Written problem:
Search the data for the word "Patzinga" and copy every line where it occurs.

##########

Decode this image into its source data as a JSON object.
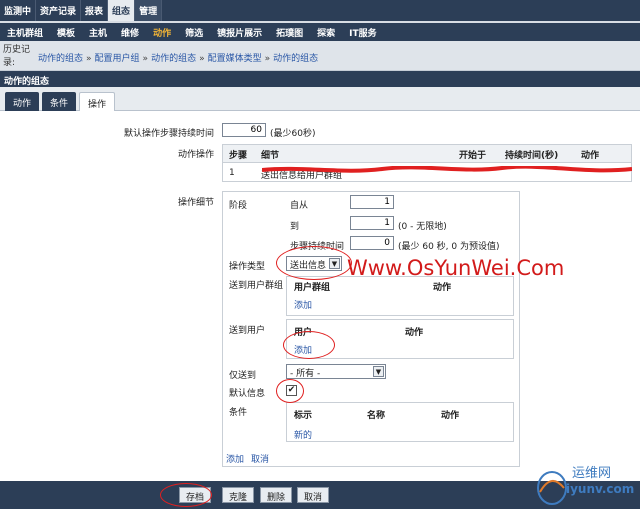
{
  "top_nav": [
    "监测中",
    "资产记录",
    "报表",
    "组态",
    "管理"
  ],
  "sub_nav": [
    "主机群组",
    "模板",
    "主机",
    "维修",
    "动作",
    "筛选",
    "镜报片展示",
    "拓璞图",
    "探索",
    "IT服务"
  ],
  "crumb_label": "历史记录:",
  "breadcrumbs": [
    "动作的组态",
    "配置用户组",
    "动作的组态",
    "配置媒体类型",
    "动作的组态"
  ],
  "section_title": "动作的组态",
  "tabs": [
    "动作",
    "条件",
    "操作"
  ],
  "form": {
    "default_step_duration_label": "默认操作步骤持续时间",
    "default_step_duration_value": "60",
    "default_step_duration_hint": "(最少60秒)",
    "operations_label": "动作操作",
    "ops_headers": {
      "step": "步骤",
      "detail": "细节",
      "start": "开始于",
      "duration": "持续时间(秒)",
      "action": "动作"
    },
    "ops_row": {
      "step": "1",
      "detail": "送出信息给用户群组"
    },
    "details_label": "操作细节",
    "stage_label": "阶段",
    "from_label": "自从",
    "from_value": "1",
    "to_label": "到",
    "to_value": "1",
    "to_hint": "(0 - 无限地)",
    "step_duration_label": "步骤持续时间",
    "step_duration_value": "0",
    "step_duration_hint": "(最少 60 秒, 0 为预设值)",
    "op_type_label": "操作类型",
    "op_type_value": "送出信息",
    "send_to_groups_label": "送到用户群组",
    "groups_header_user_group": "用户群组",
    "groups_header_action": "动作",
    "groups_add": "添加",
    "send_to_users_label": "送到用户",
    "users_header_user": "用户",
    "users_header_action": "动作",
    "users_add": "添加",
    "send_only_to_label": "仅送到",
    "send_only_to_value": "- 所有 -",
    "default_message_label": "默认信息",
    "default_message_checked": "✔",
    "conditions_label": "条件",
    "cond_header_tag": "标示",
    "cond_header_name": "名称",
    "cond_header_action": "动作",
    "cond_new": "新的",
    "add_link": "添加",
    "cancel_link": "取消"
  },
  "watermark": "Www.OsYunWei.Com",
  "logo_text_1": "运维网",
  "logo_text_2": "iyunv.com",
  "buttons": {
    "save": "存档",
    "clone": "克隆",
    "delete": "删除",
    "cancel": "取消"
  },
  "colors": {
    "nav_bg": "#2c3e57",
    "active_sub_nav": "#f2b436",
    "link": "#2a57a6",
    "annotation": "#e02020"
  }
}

##########

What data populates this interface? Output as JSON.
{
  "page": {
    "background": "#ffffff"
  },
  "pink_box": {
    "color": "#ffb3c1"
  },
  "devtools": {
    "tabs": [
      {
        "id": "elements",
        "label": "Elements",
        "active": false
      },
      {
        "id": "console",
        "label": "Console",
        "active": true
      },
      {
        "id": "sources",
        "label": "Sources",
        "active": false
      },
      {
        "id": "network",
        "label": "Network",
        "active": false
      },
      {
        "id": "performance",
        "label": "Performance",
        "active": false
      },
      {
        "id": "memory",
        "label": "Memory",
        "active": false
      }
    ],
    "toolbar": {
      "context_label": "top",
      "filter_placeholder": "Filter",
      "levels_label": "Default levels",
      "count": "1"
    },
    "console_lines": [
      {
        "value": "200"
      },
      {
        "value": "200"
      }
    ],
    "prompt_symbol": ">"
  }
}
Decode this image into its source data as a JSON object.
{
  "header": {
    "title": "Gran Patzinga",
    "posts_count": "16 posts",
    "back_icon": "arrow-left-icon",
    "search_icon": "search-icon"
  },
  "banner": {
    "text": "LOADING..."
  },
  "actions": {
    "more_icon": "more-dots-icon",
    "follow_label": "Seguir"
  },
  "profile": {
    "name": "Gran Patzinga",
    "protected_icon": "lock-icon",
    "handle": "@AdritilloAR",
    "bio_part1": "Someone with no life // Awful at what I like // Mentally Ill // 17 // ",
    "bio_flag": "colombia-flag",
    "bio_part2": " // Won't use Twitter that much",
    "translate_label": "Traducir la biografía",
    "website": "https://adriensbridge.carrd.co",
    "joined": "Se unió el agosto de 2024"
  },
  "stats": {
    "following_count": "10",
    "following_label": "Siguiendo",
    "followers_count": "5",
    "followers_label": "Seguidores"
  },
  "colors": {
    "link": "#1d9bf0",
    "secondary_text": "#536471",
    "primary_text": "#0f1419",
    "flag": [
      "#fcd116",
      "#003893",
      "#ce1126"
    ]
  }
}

##########

Solution:
    "title": "Gran Patzinga",
    "name": "Gran Patzinga",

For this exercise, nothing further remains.